> **What is expected**: In the listing that follows, count each line where the word "riesgo" appears; write nothing but the count.

> **Raw records**:

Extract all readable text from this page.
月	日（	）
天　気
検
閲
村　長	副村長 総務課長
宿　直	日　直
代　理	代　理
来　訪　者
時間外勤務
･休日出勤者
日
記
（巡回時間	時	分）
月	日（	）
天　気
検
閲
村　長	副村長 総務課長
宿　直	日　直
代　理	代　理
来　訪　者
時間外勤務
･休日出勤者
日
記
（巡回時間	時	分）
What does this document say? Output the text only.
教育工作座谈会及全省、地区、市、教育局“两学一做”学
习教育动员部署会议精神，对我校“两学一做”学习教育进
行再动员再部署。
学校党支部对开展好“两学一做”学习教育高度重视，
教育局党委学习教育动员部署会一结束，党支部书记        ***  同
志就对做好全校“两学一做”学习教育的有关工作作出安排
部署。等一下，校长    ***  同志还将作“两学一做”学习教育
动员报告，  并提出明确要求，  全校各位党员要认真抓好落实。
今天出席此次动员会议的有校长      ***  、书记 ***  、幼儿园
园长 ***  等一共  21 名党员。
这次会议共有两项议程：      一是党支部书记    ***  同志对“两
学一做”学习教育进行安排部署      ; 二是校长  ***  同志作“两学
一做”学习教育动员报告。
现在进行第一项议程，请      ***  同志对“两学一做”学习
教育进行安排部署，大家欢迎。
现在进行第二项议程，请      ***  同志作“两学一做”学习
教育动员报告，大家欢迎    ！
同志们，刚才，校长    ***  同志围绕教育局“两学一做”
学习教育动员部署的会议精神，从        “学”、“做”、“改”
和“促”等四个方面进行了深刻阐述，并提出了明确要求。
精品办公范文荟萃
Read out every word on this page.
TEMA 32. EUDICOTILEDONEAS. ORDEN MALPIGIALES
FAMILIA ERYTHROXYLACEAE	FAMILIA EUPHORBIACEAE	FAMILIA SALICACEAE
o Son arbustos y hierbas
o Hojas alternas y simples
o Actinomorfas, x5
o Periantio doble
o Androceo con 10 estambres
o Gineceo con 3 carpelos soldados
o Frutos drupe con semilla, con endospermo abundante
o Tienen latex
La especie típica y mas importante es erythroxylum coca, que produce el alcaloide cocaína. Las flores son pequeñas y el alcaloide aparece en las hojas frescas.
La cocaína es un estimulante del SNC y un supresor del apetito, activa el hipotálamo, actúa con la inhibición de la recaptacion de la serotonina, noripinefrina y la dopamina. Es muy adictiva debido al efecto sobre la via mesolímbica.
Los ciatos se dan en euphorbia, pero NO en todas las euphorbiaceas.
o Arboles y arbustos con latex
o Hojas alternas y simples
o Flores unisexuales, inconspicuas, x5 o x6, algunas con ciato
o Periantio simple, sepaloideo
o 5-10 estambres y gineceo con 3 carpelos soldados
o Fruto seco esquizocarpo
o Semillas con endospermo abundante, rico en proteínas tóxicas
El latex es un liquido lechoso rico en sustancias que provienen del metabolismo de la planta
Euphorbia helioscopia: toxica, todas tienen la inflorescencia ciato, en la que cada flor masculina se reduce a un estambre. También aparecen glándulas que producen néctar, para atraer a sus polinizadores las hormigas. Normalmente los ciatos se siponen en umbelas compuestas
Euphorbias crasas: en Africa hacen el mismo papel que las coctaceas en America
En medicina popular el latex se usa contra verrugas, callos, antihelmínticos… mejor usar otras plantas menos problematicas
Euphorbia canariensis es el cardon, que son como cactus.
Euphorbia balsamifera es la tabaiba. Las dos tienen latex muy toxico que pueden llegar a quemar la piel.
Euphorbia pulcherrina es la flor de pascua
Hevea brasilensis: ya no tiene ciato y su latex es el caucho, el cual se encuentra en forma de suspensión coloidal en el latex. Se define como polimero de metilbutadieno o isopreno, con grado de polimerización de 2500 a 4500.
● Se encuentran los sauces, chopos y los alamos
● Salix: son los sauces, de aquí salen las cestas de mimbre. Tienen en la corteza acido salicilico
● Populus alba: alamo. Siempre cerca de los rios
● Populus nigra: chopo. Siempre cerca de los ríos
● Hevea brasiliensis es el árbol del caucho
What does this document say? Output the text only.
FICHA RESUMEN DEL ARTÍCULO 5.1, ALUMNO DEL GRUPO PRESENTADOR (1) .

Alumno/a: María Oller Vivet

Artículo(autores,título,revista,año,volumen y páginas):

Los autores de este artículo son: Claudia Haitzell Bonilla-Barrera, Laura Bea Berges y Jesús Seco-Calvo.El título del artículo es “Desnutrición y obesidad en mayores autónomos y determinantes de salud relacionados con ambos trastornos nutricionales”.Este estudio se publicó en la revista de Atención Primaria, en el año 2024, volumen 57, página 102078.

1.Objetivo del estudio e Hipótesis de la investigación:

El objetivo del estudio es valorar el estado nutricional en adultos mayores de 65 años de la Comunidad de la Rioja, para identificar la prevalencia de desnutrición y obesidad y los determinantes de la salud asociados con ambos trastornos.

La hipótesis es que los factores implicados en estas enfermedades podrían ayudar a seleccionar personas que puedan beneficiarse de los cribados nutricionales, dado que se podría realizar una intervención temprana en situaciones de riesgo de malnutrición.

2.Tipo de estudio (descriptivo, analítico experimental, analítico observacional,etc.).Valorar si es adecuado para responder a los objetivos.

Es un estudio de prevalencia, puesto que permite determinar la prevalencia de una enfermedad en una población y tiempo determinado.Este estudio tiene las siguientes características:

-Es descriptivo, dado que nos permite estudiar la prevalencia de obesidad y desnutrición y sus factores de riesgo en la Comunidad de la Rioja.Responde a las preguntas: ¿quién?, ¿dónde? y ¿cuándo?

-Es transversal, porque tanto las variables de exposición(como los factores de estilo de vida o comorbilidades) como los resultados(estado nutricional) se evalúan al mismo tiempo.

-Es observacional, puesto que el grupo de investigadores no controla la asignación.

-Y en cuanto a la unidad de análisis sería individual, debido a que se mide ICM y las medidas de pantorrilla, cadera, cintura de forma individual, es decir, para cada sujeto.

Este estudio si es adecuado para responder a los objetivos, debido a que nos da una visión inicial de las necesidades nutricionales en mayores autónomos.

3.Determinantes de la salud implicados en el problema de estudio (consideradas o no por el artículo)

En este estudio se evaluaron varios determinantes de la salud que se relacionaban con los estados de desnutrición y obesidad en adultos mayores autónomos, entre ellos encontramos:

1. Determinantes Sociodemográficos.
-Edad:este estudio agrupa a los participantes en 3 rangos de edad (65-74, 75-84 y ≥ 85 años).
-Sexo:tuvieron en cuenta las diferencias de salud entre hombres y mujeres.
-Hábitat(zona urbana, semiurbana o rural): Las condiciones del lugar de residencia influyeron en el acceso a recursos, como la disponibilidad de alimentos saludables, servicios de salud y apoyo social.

> **Solution for this problem**: 2